• EXERCISE:
Nothing may be dropped or altered: reproduce all the data.

• EXTRACTED RECORDS:
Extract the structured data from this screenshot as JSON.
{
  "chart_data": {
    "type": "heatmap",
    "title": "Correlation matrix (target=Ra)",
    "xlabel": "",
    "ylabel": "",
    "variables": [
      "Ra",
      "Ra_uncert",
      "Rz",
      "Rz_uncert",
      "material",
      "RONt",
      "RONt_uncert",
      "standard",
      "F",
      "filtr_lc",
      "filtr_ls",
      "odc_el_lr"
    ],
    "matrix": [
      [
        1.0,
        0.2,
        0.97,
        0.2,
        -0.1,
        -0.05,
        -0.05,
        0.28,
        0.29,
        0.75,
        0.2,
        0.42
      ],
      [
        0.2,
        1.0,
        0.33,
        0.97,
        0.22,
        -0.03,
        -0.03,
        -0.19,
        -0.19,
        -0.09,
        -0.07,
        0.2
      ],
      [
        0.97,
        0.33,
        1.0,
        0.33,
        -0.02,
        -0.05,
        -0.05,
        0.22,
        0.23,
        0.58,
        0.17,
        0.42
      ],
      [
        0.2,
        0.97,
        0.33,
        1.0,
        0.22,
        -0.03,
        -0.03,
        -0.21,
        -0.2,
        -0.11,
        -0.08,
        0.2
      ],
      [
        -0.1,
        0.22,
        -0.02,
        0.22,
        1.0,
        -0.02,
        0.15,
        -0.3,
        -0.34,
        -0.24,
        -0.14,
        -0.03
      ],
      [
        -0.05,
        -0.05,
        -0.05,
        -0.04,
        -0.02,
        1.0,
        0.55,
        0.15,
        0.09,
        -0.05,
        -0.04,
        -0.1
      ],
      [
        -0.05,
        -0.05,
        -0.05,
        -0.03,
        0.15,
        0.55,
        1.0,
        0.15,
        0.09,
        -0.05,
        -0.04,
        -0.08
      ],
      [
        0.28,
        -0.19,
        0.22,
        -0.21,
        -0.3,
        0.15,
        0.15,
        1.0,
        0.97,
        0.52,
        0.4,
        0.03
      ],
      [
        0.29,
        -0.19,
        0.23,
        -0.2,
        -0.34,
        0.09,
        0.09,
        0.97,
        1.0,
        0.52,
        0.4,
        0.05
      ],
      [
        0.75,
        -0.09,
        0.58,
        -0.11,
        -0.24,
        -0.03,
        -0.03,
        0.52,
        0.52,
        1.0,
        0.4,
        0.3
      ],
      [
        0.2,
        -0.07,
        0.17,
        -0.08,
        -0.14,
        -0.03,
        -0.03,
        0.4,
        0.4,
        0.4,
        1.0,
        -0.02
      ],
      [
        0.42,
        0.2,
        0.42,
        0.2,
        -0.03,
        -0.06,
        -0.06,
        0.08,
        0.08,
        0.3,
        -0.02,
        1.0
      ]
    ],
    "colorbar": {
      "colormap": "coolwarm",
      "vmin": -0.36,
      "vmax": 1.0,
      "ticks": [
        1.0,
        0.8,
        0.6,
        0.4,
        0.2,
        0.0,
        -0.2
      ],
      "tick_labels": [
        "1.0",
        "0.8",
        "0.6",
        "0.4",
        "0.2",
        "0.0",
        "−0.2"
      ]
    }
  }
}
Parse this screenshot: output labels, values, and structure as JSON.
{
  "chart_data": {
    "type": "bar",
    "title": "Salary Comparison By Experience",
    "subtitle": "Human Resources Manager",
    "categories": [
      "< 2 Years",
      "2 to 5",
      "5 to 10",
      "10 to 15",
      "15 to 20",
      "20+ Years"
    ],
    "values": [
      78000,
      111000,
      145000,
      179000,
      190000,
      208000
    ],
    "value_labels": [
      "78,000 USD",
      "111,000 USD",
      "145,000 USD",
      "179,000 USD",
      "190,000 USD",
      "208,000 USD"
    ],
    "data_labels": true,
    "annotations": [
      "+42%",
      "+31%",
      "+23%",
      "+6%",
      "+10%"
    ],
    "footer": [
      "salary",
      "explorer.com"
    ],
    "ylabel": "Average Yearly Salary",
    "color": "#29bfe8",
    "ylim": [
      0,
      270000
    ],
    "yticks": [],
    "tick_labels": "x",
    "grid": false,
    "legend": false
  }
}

• FULL RESPONSE:
Extract the structured data from this screenshot as JSON.
{
  "chart_data": {
    "type": "heatmap",
    "title": "Correlation matrix (target=Ra)",
    "xlabel": "",
    "ylabel": "",
    "variables": [
      "Ra",
      "Ra_uncert",
      "Rz",
      "Rz_uncert",
      "material",
      "RONt",
      "RONt_uncert",
      "standard",
      "F",
      "filtr_lc",
      "filtr_ls",
      "odc_el_lr"
    ],
    "matrix": [
      [
        1.0,
        0.2,
        0.97,
        0.2,
        -0.1,
        -0.05,
        -0.05,
        0.28,
        0.29,
        0.75,
        0.2,
        0.42
      ],
      [
        0.2,
        1.0,
        0.33,
        0.97,
        0.22,
        -0.03,
        -0.03,
        -0.19,
        -0.19,
        -0.09,
        -0.07,
        0.2
      ],
      [
        0.97,
        0.33,
        1.0,
        0.33,
        -0.02,
        -0.05,
        -0.05,
        0.22,
        0.23,
        0.58,
        0.17,
        0.42
      ],
      [
        0.2,
        0.97,
        0.33,
        1.0,
        0.22,
        -0.03,
        -0.03,
        -0.21,
        -0.2,
        -0.11,
        -0.08,
        0.2
      ],
      [
        -0.1,
        0.22,
        -0.02,
        0.22,
        1.0,
        -0.02,
        0.15,
        -0.3,
        -0.34,
        -0.24,
        -0.14,
        -0.03
      ],
      [
        -0.05,
        -0.05,
        -0.05,
        -0.04,
        -0.02,
        1.0,
        0.55,
        0.15,
        0.09,
        -0.05,
        -0.04,
        -0.1
      ],
      [
        -0.05,
        -0.05,
        -0.05,
        -0.03,
        0.15,
        0.55,
        1.0,
        0.15,
        0.09,
        -0.05,
        -0.04,
        -0.08
      ],
      [
        0.28,
        -0.19,
        0.22,
        -0.21,
        -0.3,
        0.15,
        0.15,
        1.0,
        0.97,
        0.52,
        0.4,
        0.03
      ],
      [
        0.29,
        -0.19,
        0.23,
        -0.2,
        -0.34,
        0.09,
        0.09,
        0.97,
        1.0,
        0.52,
        0.4,
        0.05
      ],
      [
        0.75,
        -0.09,
        0.58,
        -0.11,
        -0.24,
        -0.03,
        -0.03,
        0.52,
        0.52,
        1.0,
        0.4,
        0.3
      ],
      [
        0.2,
        -0.07,
        0.17,
        -0.08,
        -0.14,
        -0.03,
        -0.03,
        0.4,
        0.4,
        0.4,
        1.0,
        -0.02
      ],
      [
        0.42,
        0.2,
        0.42,
        0.2,
        -0.03,
        -0.06,
        -0.06,
        0.08,
        0.08,
        0.3,
        -0.02,
        1.0
      ]
    ],
    "colorbar": {
      "colormap": "coolwarm",
      "vmin": -0.36,
      "vmax": 1.0,
      "ticks": [
        1.0,
        0.8,
        0.6,
        0.4,
        0.2,
        0.0,
        -0.2
      ],
      "tick_labels": [
        "1.0",
        "0.8",
        "0.6",
        "0.4",
        "0.2",
        "0.0",
        "−0.2"
      ]
    }
  }
}
Parse this screenshot: output labels, values, and structure as JSON.
{
  "chart_data": {
    "type": "bar",
    "title": "Salary Comparison By Experience",
    "subtitle": "Human Resources Manager",
    "categories": [
      "< 2 Years",
      "2 to 5",
      "5 to 10",
      "10 to 15",
      "15 to 20",
      "20+ Years"
    ],
    "values": [
      78000,
      111000,
      145000,
      179000,
      190000,
      208000
    ],
    "value_labels": [
      "78,000 USD",
      "111,000 USD",
      "145,000 USD",
      "179,000 USD",
      "190,000 USD",
      "208,000 USD"
    ],
    "data_labels": true,
    "annotations": [
      "+42%",
      "+31%",
      "+23%",
      "+6%",
      "+10%"
    ],
    "footer": [
      "salary",
      "explorer.com"
    ],
    "ylabel": "Average Yearly Salary",
    "color": "#29bfe8",
    "ylim": [
      0,
      270000
    ],
    "yticks": [],
    "tick_labels": "x",
    "grid": false,
    "legend": false
  }
}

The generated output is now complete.